» Exercise objective
Your task is to copy each line that has the word "title".

» Recorded information
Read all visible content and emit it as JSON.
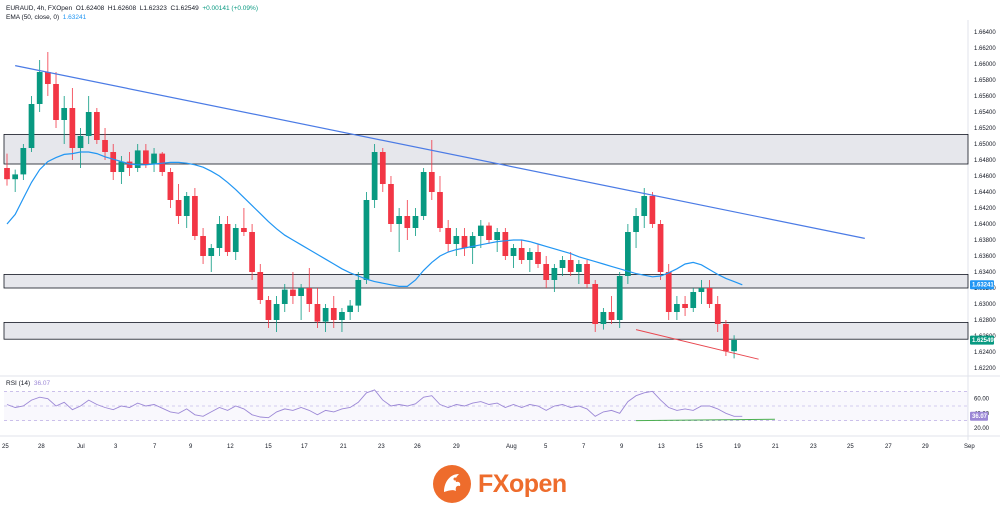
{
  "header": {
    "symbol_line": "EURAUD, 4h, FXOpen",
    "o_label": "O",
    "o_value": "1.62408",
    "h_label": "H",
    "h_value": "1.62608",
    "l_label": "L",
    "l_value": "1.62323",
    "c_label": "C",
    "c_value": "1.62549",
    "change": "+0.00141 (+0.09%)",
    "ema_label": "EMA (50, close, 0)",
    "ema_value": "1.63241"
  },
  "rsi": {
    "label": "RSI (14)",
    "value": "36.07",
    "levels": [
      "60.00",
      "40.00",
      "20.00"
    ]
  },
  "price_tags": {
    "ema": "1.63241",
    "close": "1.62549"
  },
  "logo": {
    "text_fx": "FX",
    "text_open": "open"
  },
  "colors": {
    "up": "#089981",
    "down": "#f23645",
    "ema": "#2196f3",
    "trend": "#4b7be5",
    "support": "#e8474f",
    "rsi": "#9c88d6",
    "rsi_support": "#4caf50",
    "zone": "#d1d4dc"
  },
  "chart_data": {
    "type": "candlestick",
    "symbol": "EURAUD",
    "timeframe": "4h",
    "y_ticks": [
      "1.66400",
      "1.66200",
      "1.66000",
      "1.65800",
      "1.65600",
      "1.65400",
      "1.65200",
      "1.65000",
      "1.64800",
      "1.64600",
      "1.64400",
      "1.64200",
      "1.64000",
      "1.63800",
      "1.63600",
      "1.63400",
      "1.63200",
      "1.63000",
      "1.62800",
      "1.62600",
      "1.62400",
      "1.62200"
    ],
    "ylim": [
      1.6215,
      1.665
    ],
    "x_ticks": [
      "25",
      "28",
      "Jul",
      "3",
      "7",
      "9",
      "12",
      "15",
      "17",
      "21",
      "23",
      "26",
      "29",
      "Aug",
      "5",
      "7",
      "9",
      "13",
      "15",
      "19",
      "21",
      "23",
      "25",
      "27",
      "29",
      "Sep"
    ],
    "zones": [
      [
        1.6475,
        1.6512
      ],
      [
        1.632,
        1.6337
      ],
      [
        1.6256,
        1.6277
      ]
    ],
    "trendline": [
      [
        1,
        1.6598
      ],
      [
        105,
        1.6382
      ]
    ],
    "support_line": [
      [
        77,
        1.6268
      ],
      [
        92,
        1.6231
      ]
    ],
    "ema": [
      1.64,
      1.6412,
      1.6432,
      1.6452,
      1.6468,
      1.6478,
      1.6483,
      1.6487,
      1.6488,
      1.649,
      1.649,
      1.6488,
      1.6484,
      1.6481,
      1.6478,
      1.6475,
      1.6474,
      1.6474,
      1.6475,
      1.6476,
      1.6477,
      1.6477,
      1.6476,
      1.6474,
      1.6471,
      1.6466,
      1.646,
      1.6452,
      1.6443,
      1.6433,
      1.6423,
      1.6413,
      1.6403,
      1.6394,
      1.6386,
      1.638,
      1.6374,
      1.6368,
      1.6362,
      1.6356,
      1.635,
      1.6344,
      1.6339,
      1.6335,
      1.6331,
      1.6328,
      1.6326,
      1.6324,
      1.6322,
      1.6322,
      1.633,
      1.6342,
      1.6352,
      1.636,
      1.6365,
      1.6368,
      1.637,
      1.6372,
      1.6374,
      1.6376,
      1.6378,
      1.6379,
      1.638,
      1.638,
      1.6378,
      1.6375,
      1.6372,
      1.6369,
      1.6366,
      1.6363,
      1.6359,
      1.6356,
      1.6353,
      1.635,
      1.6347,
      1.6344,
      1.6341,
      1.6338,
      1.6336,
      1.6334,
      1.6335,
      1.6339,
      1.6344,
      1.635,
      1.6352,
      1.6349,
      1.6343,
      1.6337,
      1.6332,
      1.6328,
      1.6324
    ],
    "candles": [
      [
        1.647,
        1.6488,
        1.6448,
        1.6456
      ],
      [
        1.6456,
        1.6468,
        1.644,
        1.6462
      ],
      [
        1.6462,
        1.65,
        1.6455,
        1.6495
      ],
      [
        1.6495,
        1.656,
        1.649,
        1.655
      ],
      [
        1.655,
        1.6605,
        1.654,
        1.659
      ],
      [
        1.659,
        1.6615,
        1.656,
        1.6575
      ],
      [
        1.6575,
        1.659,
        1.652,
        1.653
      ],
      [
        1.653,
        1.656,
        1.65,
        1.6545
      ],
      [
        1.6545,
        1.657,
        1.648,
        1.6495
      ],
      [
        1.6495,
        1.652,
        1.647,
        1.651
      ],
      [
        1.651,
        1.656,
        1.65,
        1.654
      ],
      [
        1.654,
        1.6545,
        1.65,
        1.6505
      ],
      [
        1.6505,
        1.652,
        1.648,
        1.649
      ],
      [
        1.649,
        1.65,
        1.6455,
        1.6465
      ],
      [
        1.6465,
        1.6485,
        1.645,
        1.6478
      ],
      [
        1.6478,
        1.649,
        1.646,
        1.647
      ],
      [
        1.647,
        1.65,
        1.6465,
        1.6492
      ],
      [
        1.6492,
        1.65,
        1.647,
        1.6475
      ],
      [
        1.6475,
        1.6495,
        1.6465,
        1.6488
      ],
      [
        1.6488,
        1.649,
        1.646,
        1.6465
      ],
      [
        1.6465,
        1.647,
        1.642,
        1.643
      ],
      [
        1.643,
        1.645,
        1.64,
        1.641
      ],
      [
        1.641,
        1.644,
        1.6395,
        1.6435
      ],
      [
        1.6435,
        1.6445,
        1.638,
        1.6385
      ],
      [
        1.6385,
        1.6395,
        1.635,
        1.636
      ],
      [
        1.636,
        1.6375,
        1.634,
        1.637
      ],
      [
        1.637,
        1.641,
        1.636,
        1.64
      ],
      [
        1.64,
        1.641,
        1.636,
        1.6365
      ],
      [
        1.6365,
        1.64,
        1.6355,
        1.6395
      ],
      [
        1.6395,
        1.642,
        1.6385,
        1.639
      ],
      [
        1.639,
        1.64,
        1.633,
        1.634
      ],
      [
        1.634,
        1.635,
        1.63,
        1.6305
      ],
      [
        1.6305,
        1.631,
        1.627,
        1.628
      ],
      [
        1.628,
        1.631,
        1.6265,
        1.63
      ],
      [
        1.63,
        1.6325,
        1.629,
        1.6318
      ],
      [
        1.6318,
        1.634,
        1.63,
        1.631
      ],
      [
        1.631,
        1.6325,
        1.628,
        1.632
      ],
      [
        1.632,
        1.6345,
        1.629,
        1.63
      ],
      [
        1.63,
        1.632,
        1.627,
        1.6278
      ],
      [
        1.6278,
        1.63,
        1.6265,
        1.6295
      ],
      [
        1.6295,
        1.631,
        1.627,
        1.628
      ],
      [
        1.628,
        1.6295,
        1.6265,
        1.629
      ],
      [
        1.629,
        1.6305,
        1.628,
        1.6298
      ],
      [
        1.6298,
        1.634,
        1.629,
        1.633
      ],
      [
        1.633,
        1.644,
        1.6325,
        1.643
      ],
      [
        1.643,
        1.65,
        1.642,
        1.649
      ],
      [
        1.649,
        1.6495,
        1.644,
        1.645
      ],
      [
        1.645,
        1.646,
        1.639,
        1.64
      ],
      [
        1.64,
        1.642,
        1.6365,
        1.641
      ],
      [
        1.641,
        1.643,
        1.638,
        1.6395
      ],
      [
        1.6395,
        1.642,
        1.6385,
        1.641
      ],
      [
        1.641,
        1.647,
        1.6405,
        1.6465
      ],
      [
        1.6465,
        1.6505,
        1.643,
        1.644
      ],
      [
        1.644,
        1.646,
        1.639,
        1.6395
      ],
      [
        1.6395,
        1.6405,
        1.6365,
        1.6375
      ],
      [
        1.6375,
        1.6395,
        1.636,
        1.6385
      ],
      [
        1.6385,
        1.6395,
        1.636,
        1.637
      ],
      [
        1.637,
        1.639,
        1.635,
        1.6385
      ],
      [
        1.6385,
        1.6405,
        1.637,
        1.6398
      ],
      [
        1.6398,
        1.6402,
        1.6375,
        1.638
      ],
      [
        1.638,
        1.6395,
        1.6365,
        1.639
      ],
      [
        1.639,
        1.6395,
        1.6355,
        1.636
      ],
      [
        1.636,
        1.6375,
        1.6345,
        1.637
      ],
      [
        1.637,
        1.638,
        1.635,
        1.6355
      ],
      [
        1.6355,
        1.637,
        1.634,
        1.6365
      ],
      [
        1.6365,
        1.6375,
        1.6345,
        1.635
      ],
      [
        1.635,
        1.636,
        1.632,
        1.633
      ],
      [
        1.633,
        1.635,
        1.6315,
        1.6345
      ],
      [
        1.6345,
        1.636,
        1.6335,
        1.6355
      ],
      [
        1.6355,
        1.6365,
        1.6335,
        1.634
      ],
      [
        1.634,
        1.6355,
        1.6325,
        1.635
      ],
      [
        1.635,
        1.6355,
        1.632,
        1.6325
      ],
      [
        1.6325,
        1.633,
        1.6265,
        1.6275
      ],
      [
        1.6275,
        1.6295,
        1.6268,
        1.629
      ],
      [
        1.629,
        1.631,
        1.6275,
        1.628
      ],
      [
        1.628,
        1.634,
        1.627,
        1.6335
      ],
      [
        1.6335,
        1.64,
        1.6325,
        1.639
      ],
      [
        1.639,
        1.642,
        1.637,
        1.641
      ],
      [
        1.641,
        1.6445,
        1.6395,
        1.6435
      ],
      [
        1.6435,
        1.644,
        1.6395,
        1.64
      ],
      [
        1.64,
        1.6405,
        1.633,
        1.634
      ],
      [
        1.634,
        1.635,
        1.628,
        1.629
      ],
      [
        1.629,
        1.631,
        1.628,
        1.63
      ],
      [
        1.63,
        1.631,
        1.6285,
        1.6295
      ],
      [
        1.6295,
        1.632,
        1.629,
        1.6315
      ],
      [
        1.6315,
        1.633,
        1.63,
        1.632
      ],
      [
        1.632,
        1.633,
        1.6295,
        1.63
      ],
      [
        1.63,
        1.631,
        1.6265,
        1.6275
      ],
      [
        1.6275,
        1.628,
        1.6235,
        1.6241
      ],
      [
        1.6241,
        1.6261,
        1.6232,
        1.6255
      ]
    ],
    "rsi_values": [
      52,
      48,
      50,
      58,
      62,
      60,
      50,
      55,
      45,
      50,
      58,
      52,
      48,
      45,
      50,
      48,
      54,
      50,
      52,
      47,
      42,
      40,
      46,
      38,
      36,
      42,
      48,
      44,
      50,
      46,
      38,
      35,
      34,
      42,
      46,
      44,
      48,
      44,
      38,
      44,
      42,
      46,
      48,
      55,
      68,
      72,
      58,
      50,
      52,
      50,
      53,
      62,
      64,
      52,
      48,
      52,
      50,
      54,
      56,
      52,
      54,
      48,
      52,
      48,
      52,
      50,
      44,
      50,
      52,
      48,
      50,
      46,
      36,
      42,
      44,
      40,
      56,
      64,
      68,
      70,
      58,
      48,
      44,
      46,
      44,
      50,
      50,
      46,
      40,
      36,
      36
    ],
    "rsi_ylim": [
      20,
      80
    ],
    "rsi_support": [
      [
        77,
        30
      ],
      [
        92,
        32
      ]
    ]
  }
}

...

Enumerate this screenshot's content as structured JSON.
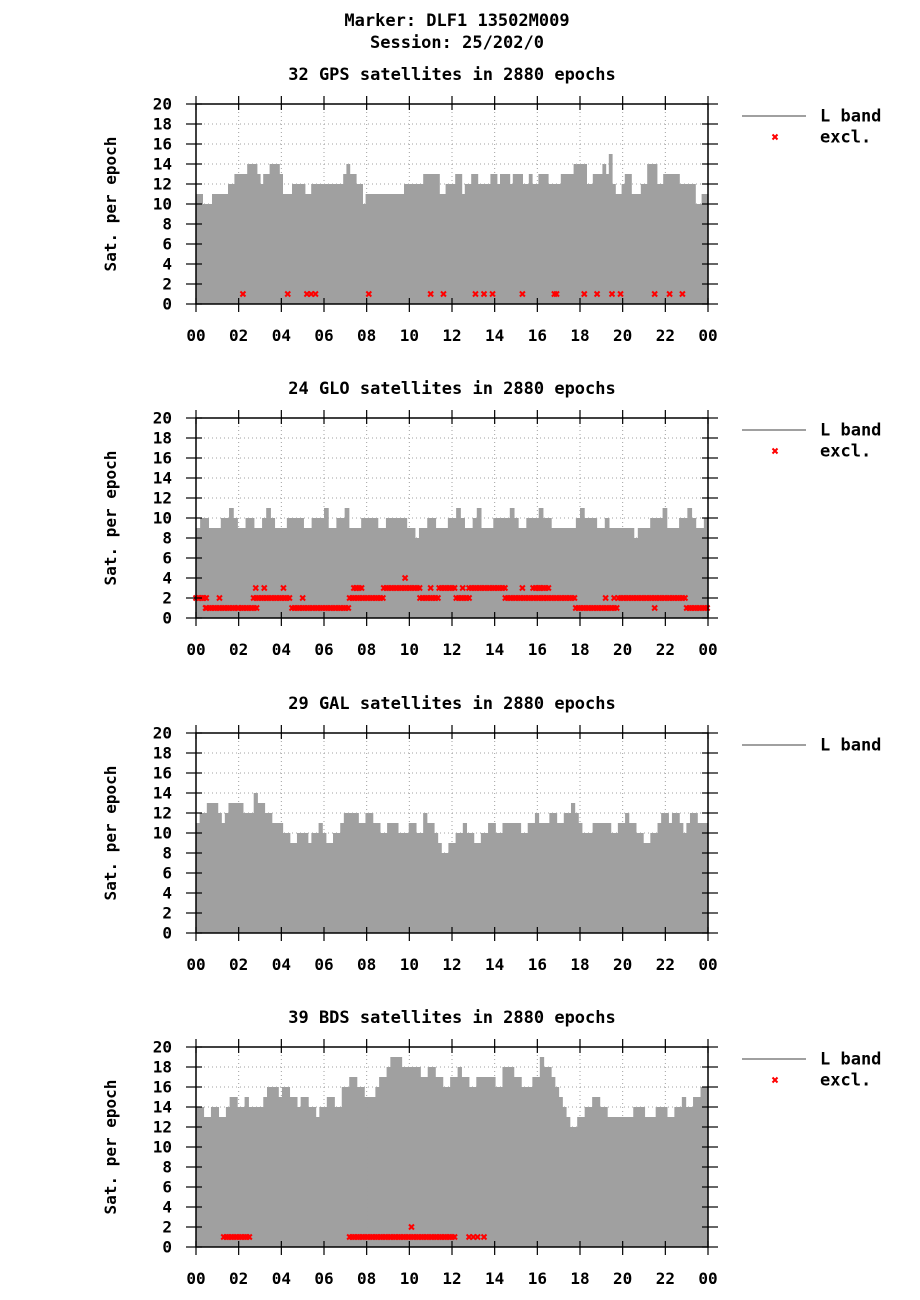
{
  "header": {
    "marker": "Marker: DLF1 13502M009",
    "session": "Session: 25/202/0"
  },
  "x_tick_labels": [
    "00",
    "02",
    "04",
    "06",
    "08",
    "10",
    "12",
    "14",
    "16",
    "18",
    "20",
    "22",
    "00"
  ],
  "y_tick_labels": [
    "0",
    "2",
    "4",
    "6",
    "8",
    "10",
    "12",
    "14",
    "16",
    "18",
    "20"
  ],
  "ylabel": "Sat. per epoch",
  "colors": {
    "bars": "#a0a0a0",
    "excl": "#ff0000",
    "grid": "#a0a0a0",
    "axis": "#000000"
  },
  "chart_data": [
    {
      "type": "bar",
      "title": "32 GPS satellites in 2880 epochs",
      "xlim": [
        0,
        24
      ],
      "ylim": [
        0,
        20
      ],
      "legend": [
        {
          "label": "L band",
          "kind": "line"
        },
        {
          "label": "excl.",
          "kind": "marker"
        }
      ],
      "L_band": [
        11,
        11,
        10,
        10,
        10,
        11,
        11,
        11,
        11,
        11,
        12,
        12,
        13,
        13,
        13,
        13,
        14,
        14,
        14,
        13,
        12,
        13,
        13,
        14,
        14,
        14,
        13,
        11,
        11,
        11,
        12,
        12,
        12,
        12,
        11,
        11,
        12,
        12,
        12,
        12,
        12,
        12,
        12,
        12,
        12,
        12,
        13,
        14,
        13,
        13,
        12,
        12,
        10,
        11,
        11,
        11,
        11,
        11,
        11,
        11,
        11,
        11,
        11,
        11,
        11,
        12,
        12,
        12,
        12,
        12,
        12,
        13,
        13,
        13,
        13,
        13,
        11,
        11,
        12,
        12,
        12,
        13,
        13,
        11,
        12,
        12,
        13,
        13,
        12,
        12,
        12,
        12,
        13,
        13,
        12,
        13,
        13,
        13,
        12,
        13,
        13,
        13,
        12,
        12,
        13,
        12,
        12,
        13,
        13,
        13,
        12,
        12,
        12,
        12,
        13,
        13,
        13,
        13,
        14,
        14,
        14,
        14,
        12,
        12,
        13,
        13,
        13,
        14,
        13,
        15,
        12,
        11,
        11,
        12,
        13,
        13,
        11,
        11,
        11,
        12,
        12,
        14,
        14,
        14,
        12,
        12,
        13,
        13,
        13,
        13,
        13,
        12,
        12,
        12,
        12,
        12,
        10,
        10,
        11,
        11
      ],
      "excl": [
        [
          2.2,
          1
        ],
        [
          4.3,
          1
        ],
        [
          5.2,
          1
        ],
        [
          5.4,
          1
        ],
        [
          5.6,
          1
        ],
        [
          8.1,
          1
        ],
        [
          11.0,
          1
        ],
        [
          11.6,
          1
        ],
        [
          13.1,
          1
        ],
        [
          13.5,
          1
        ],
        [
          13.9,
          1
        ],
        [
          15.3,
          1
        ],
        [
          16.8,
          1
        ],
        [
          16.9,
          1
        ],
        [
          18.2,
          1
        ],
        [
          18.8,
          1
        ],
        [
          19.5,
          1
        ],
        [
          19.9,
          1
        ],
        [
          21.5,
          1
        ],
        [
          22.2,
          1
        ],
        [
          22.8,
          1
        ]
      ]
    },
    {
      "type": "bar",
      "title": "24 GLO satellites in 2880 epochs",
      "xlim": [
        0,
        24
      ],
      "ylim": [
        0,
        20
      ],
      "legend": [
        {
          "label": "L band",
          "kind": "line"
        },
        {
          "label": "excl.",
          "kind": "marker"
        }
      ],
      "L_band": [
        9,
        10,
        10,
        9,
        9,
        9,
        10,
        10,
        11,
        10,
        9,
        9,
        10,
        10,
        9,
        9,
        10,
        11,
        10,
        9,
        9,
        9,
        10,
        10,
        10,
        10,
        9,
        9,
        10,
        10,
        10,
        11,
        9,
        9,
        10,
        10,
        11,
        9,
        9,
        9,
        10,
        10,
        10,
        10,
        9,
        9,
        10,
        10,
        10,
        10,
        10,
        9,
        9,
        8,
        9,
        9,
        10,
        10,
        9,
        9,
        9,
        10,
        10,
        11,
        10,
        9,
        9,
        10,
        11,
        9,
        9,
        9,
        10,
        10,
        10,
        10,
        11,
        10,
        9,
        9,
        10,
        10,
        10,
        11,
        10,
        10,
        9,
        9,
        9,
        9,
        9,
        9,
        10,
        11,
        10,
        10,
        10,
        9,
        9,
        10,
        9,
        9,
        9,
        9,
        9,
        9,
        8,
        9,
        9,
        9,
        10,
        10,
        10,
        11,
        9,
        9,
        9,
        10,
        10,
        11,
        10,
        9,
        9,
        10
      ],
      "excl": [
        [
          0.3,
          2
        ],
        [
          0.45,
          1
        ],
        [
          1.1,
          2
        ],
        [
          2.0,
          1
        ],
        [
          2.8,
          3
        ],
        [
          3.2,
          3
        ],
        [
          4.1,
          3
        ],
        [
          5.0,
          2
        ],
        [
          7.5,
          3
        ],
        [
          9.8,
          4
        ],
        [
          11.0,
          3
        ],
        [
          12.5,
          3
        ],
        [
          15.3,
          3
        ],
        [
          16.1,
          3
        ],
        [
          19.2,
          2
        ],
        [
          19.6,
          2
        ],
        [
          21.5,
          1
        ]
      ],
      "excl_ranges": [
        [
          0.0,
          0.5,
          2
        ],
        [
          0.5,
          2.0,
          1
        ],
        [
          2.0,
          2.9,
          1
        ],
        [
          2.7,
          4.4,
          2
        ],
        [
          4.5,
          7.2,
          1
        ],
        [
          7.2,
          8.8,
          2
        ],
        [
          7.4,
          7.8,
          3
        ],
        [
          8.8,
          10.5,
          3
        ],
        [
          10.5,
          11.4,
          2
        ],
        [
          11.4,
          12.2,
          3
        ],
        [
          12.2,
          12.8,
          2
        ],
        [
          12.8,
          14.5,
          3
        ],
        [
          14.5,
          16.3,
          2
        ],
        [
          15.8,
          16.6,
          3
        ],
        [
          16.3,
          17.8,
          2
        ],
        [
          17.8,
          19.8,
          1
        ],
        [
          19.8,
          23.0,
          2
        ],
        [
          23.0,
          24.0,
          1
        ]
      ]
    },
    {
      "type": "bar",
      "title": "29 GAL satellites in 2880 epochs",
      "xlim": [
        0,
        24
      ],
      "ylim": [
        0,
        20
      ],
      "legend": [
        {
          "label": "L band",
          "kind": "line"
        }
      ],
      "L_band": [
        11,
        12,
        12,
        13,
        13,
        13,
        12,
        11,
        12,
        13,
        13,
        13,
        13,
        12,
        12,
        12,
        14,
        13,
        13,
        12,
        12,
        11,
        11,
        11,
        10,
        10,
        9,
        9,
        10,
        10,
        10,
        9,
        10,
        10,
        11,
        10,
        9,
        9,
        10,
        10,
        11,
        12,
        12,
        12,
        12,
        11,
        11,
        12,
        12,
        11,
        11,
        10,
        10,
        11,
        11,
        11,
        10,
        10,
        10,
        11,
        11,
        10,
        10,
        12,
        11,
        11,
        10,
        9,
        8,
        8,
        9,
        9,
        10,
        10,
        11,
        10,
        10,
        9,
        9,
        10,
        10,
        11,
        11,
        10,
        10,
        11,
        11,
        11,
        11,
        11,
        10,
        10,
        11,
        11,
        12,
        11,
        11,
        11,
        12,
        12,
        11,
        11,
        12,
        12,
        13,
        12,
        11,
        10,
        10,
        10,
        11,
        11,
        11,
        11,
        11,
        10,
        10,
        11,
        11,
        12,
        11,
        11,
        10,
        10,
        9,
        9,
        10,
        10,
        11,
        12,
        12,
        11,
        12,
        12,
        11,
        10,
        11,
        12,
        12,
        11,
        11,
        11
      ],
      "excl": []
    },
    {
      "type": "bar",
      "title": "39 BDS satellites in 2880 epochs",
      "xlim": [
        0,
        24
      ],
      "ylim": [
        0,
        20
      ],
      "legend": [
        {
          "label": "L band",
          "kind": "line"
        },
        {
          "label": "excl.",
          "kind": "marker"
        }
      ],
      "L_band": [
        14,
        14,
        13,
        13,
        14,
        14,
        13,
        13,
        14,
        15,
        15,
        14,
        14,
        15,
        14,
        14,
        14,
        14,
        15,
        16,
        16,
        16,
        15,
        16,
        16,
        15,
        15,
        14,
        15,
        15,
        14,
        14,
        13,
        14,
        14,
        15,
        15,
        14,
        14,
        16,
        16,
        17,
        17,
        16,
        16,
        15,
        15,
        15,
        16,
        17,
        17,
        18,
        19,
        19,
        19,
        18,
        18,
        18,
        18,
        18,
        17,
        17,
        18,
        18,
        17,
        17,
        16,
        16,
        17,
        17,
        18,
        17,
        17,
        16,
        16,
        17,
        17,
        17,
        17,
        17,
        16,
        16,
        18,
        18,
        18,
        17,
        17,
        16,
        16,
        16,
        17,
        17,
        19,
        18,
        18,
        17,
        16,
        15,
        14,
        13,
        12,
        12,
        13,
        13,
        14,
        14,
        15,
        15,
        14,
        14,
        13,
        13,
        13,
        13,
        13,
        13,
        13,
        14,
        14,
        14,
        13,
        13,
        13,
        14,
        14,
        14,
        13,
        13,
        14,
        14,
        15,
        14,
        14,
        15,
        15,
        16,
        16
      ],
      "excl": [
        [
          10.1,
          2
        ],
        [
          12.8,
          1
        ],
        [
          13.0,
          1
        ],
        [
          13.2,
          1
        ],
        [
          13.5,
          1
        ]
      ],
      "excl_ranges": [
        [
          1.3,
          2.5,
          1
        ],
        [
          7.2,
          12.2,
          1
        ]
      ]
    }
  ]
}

» In response
      "title": "32 GPS satellites in 2880 epochs",
      "title": "24 GLO satellites in 2880 epochs",
      "title": "29 GAL satellites in 2880 epochs",
      "title": "39 BDS satellites in 2880 epochs",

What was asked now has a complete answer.